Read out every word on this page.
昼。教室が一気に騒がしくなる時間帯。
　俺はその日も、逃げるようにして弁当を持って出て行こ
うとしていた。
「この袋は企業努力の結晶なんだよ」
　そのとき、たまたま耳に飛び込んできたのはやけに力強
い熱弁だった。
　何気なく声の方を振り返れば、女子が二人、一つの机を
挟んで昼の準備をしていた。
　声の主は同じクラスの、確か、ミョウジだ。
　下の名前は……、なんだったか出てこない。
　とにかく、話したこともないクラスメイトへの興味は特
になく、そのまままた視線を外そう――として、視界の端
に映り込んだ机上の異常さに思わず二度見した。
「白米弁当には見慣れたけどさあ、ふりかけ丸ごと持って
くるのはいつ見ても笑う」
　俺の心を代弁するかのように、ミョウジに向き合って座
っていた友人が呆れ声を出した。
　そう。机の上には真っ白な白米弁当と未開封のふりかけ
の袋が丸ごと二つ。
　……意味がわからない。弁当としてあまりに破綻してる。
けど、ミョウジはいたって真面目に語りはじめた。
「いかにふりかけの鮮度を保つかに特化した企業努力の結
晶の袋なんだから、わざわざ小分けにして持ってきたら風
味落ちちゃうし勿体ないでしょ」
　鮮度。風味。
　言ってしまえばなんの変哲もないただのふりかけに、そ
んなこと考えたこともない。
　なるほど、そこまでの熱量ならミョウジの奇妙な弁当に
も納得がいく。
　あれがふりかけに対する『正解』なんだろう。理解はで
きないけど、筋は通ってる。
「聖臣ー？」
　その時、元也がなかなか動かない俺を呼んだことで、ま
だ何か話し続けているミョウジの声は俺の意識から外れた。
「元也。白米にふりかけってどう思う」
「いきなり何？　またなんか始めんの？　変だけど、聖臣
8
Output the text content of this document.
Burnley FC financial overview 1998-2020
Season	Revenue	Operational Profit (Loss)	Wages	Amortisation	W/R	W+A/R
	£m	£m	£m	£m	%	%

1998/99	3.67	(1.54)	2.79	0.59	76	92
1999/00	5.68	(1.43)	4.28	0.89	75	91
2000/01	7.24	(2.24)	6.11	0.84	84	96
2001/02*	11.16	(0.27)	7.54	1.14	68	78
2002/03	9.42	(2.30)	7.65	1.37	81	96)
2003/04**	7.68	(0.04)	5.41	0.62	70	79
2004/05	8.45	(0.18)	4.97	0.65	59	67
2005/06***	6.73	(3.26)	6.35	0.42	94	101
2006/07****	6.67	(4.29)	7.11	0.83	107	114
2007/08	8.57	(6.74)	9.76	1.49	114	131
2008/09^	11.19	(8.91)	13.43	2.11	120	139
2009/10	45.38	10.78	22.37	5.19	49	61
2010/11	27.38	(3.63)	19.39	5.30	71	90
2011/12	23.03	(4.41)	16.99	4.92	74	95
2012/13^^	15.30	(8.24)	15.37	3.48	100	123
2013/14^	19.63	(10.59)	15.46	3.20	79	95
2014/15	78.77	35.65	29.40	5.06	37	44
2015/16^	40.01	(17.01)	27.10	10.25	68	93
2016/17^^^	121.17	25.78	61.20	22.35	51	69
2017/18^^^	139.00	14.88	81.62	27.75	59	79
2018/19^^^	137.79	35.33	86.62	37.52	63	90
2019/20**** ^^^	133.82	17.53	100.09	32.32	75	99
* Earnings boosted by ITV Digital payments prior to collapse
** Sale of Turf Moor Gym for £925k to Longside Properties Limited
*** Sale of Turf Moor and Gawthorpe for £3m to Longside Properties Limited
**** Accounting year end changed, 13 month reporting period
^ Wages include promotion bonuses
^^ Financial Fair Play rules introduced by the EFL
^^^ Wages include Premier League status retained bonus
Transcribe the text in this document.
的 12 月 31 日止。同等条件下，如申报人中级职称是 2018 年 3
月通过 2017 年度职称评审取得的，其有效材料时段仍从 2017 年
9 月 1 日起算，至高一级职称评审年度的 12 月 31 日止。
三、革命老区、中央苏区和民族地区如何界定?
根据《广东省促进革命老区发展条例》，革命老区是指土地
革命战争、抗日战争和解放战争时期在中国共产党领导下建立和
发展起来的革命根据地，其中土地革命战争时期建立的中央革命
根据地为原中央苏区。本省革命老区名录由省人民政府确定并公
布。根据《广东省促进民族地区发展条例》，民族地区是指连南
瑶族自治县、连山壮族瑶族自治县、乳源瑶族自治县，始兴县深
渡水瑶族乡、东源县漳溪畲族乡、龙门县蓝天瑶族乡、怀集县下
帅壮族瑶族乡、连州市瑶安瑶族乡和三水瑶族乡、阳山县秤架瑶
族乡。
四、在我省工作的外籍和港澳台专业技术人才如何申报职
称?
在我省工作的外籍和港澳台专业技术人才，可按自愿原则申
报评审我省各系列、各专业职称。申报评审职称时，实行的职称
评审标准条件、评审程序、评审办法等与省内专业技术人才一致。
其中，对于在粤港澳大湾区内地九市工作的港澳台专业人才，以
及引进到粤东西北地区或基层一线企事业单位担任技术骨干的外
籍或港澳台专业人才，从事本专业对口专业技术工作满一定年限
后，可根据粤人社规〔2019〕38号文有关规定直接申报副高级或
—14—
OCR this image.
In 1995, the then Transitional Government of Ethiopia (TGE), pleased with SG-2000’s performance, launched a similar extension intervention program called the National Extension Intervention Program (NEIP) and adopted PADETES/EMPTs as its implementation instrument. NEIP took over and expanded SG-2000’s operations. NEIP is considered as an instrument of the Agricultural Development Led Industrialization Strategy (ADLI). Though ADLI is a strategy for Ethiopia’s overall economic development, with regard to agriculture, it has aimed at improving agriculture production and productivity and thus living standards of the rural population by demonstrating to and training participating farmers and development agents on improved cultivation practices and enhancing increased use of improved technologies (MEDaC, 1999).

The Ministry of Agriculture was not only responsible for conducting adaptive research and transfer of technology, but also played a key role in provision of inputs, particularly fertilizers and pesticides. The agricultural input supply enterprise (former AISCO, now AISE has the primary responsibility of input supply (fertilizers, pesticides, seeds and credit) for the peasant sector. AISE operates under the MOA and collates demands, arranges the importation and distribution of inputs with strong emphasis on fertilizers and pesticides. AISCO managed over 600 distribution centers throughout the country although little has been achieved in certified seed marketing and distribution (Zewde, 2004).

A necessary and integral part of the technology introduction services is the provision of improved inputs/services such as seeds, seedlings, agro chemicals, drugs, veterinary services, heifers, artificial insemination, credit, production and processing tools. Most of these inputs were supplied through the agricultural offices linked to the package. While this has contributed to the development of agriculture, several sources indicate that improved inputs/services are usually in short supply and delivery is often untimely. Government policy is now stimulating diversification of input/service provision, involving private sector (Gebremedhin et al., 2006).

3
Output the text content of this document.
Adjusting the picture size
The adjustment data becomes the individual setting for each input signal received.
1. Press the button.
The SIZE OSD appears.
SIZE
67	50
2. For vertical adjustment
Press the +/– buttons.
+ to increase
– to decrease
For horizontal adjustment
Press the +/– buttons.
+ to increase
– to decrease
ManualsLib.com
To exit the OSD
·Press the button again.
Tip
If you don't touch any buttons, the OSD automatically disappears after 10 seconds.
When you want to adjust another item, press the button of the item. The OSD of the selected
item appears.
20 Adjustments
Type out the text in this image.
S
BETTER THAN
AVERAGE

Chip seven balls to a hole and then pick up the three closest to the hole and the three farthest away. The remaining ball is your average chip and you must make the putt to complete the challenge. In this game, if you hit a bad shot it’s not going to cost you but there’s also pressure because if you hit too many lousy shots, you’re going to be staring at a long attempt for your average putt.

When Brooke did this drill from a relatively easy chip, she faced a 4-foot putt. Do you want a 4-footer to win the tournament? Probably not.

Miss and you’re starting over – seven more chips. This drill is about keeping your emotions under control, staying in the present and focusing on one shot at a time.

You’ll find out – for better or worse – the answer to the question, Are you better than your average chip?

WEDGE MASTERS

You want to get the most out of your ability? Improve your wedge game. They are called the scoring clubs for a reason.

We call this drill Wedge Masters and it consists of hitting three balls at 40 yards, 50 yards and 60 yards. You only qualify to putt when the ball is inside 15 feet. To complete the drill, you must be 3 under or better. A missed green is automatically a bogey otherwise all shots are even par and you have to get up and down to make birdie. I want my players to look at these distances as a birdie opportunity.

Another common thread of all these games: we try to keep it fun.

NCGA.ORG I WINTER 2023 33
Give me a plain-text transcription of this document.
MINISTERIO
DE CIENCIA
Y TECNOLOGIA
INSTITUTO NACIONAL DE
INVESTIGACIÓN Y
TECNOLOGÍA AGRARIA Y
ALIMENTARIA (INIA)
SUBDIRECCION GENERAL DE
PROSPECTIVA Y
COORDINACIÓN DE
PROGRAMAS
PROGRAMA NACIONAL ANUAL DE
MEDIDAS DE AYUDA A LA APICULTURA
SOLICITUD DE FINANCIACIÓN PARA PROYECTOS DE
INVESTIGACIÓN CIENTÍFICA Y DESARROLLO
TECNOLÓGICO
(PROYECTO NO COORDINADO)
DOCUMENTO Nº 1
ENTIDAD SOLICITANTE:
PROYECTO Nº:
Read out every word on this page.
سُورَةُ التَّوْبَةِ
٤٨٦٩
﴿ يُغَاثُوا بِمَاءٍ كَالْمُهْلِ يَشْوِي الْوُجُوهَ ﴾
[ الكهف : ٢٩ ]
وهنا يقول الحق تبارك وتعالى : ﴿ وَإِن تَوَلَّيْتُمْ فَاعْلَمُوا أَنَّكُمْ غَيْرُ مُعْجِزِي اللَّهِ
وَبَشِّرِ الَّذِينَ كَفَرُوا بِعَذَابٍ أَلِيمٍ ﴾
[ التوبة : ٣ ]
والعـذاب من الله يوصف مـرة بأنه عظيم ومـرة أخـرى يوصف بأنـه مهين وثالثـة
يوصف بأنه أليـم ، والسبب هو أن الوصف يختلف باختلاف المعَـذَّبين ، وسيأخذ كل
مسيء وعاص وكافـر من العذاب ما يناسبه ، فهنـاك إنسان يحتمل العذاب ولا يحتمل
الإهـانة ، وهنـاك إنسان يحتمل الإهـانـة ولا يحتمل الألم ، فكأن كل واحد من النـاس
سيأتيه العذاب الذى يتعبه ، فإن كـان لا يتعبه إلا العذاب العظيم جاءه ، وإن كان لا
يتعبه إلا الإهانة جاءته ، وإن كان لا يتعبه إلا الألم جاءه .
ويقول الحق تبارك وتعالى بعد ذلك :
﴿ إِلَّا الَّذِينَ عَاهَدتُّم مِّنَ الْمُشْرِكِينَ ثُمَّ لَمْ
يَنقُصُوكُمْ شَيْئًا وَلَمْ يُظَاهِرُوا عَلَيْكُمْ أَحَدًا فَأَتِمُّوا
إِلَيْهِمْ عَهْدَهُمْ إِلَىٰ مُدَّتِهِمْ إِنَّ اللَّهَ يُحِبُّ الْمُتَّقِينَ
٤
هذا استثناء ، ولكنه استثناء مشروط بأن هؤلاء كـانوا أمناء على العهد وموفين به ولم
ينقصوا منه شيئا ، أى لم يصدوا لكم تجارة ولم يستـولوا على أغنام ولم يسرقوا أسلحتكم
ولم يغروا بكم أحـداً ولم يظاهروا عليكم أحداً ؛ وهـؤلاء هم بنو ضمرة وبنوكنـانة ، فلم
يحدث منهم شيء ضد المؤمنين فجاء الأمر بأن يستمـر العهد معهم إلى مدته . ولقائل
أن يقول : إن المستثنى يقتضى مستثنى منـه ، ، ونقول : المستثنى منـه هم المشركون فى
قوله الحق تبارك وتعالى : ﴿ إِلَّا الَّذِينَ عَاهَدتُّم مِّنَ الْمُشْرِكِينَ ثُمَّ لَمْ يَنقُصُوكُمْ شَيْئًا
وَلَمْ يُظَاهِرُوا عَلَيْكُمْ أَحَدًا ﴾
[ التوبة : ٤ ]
^^^^^^^^
▶ _Written task_
List the lines of the material in which the word "الألم" occurs.

▶ _Worked answer_
الإهـانة ، وهنـاك إنسان يحتمل الإهـانـة ولا يحتمل الألم ، فكأن كل واحد من النـاس
يتعبه إلا الإهانة جاءته ، وإن كان لا يتعبه إلا الألم جاءه .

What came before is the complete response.